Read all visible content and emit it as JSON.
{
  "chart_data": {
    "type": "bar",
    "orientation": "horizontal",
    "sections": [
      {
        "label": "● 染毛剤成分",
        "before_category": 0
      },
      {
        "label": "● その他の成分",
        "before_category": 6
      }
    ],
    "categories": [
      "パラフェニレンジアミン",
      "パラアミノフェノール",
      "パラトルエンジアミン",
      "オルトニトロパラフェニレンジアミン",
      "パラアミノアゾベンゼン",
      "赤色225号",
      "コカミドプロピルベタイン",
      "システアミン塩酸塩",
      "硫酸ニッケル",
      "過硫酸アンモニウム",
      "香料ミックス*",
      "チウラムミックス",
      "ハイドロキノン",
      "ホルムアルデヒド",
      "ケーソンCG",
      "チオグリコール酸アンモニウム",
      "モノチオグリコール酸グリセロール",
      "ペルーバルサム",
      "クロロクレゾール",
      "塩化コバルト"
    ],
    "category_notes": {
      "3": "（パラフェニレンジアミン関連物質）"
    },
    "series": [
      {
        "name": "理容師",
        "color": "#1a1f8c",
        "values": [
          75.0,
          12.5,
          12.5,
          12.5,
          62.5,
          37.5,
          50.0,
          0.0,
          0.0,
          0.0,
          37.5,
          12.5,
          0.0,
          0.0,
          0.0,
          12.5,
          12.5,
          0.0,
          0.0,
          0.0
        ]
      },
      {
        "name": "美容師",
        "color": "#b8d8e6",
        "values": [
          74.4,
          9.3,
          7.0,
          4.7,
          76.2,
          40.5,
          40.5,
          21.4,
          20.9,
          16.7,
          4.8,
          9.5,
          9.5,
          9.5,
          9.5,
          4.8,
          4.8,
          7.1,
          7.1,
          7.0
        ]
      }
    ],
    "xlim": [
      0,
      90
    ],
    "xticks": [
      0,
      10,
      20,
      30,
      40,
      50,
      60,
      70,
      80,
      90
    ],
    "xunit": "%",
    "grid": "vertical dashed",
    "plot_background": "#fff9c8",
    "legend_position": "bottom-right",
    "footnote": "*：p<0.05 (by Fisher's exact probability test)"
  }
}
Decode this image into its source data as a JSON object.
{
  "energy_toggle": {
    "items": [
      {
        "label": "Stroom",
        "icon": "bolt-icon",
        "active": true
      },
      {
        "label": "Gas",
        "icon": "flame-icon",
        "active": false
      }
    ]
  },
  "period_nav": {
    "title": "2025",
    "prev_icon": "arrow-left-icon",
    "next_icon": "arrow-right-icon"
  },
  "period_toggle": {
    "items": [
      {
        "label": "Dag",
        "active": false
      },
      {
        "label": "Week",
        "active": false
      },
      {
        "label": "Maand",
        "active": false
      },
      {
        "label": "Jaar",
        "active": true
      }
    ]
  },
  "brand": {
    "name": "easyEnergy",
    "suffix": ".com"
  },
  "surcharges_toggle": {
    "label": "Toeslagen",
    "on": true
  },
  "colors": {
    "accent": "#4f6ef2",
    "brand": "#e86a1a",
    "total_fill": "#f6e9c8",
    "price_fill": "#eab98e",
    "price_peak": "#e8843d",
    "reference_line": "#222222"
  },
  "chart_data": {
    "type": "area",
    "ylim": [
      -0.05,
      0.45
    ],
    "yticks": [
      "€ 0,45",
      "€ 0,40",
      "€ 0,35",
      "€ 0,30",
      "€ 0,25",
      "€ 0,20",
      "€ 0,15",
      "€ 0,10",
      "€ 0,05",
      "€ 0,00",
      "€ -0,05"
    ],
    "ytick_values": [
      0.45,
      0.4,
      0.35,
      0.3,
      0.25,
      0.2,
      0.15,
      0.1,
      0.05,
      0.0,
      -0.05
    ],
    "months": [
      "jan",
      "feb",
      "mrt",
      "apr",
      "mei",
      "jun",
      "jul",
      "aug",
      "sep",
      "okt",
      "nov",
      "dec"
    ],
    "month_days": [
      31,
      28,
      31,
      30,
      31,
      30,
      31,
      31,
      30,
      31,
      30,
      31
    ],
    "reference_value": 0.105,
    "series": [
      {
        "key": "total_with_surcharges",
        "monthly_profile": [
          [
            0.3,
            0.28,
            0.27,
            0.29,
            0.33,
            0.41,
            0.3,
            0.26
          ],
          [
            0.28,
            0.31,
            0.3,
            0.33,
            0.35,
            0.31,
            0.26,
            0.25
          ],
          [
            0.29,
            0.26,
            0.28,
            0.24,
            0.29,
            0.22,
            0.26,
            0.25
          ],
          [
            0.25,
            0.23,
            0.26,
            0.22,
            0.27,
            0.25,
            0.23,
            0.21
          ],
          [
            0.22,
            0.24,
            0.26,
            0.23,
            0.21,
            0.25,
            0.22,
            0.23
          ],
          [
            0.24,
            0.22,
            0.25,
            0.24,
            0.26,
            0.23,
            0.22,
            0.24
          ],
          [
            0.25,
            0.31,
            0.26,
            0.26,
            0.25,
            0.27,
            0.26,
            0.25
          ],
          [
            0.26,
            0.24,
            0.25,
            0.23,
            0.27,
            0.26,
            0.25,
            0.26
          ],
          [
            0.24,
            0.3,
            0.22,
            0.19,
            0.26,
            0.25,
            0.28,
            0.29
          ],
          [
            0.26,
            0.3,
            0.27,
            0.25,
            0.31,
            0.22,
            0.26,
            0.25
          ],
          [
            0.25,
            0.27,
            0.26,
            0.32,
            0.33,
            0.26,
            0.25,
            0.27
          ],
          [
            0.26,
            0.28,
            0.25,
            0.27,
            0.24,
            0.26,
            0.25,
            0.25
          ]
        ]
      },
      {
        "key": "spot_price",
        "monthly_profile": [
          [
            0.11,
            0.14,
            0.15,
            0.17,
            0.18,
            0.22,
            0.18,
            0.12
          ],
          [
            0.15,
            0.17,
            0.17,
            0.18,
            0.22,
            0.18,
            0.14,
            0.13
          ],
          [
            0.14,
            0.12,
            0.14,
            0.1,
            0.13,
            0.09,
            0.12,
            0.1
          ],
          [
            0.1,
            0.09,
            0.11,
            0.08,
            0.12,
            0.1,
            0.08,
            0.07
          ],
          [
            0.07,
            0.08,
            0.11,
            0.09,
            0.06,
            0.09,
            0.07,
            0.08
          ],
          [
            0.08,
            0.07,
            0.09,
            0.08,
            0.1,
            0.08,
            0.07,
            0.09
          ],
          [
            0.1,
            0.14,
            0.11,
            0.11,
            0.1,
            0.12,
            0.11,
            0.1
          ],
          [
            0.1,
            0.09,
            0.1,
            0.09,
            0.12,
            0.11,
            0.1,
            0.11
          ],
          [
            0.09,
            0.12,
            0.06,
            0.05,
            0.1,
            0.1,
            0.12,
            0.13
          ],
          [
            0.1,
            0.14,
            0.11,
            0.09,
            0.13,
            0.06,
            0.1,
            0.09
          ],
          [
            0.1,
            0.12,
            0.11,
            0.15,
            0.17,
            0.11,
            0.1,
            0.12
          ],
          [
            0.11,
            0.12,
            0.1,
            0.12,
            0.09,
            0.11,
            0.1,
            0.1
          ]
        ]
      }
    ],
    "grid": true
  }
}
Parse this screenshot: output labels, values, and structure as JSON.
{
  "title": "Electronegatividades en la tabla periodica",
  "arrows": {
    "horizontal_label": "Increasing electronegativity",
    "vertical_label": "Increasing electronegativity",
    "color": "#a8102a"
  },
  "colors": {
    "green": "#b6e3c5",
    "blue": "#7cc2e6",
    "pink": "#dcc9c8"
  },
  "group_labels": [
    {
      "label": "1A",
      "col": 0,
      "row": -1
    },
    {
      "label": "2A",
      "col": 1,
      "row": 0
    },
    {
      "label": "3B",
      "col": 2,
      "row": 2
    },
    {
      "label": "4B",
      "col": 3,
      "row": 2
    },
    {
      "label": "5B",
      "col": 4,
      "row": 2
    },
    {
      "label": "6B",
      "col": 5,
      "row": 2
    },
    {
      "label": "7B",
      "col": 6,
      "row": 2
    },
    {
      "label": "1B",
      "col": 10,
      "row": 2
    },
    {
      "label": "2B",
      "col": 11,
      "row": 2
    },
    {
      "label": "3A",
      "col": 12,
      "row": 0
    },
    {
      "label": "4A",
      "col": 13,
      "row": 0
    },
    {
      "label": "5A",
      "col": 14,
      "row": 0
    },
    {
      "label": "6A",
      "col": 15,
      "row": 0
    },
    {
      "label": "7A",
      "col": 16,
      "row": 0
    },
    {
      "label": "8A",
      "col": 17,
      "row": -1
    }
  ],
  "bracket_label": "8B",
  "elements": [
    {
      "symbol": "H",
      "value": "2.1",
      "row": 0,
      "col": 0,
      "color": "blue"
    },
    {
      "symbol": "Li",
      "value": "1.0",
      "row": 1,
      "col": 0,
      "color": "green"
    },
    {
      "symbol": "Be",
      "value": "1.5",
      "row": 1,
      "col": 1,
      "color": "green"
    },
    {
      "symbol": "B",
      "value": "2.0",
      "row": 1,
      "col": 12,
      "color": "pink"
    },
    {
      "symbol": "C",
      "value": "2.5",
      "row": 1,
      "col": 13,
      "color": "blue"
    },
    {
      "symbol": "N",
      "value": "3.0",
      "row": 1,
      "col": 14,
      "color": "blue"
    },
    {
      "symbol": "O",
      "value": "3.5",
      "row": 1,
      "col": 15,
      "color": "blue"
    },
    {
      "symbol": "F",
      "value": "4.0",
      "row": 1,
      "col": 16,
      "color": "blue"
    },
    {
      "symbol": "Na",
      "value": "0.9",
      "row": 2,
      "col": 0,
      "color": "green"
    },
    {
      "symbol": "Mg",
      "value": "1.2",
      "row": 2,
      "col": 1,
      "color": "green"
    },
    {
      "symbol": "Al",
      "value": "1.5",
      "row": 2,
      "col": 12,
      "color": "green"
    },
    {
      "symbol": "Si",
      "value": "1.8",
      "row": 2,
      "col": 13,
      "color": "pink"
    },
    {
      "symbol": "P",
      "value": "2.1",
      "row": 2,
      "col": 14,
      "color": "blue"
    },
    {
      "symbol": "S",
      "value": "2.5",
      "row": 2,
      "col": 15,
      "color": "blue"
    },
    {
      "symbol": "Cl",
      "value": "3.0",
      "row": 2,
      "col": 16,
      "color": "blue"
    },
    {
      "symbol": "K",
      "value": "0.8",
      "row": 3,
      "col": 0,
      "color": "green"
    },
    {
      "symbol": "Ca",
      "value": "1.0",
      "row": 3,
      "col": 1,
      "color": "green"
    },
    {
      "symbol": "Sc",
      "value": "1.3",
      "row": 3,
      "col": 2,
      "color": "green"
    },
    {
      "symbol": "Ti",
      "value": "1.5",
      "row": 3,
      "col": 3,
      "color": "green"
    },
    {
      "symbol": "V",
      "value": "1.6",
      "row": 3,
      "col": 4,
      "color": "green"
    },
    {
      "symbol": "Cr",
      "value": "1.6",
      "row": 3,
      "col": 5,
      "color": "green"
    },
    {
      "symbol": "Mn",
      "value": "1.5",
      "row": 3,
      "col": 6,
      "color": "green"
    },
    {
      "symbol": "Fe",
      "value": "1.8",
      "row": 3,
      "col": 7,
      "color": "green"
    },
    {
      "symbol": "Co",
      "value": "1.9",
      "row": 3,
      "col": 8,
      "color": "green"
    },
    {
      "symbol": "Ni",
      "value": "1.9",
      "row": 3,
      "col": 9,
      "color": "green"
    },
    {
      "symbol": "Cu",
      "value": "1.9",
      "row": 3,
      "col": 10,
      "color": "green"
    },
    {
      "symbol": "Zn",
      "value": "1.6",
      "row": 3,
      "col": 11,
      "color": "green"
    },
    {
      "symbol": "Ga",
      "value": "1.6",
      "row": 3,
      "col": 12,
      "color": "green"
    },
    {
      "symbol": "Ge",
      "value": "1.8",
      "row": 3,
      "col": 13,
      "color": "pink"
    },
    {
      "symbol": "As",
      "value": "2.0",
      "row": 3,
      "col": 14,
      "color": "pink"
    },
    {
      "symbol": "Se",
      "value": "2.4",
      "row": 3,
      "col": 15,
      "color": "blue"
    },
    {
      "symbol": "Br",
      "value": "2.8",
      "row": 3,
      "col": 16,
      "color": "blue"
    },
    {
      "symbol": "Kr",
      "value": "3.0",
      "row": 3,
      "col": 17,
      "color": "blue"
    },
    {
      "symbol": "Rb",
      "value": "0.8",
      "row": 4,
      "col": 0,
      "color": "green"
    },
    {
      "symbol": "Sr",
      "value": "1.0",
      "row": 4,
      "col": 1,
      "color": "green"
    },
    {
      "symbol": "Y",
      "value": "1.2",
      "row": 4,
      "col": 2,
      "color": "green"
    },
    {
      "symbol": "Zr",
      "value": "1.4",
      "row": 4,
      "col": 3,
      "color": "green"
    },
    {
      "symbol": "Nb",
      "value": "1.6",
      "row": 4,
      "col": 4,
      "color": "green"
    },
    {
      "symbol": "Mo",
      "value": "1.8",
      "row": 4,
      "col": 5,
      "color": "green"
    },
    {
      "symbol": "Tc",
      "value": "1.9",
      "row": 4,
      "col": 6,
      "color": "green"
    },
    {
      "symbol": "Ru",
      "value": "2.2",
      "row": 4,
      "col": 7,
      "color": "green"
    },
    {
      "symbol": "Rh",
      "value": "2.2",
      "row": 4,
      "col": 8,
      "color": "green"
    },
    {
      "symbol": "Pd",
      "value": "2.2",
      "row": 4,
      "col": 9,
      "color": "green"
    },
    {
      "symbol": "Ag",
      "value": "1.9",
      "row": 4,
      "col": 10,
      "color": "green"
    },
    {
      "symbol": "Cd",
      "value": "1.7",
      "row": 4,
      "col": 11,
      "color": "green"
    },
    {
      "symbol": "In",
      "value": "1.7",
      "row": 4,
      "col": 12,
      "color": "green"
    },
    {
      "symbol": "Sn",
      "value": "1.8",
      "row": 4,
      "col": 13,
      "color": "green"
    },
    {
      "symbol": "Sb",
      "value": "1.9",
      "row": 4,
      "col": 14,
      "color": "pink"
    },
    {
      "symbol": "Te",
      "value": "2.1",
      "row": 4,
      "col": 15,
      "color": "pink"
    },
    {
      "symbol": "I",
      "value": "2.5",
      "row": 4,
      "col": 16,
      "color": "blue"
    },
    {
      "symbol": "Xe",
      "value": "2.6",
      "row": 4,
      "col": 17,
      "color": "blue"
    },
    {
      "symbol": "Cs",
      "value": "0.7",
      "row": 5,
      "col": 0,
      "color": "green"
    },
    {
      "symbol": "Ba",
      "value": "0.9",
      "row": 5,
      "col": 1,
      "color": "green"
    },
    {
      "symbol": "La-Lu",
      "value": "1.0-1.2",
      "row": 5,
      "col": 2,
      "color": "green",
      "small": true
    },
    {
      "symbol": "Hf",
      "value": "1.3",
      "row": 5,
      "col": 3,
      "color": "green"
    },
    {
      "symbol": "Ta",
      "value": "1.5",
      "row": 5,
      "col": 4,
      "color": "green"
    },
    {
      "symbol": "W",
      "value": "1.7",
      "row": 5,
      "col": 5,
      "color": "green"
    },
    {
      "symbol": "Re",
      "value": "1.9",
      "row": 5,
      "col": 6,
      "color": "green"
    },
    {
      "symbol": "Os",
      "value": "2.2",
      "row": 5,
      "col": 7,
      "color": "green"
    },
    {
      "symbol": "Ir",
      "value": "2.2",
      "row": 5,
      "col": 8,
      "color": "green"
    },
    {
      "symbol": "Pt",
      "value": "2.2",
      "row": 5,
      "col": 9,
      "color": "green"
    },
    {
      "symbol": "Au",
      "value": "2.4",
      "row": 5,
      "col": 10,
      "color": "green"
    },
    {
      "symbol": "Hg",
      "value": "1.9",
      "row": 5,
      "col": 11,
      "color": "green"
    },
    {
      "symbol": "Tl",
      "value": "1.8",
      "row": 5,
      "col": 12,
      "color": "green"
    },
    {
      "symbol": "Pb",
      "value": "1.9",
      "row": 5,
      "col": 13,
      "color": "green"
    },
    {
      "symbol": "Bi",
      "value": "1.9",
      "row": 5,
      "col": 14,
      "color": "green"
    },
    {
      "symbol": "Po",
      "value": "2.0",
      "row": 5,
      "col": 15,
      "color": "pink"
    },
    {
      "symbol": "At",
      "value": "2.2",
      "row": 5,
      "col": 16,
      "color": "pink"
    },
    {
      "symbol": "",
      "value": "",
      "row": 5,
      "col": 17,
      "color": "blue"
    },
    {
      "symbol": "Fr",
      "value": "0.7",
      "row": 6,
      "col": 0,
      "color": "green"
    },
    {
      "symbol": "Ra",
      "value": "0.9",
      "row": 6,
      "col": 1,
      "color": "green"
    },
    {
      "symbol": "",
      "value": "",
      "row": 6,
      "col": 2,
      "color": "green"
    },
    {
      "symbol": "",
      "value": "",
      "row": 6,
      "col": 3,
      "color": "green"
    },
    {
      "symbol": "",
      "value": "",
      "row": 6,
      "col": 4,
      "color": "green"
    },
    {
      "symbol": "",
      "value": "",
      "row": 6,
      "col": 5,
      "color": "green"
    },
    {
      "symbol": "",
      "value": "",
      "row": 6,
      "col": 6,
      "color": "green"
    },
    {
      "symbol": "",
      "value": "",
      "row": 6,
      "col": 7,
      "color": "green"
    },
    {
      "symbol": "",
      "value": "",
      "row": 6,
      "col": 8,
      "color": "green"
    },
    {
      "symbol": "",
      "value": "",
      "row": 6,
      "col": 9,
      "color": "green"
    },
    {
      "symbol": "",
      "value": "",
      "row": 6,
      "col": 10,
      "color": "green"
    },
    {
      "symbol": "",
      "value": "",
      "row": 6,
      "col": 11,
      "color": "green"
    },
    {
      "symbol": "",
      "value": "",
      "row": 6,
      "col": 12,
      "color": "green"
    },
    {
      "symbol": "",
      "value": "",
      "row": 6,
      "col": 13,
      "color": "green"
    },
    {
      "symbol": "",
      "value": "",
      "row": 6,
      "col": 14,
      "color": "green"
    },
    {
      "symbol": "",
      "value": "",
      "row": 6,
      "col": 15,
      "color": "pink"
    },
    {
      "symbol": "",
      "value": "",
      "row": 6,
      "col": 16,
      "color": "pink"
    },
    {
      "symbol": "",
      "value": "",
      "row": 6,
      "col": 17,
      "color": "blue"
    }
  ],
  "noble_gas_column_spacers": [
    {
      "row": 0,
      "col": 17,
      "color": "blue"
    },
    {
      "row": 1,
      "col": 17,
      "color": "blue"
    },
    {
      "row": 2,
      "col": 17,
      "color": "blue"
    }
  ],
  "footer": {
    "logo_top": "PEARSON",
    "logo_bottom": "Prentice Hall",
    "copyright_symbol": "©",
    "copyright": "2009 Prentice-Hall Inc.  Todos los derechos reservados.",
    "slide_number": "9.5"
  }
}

# # # # # # #

▸ **Task to carry out**: Filter the records down to the lines that contain the string "electronegativity", and copy those lines.

▸ **Right answer**:
    "horizontal_label": "Increasing electronegativity",
    "vertical_label": "Increasing electronegativity",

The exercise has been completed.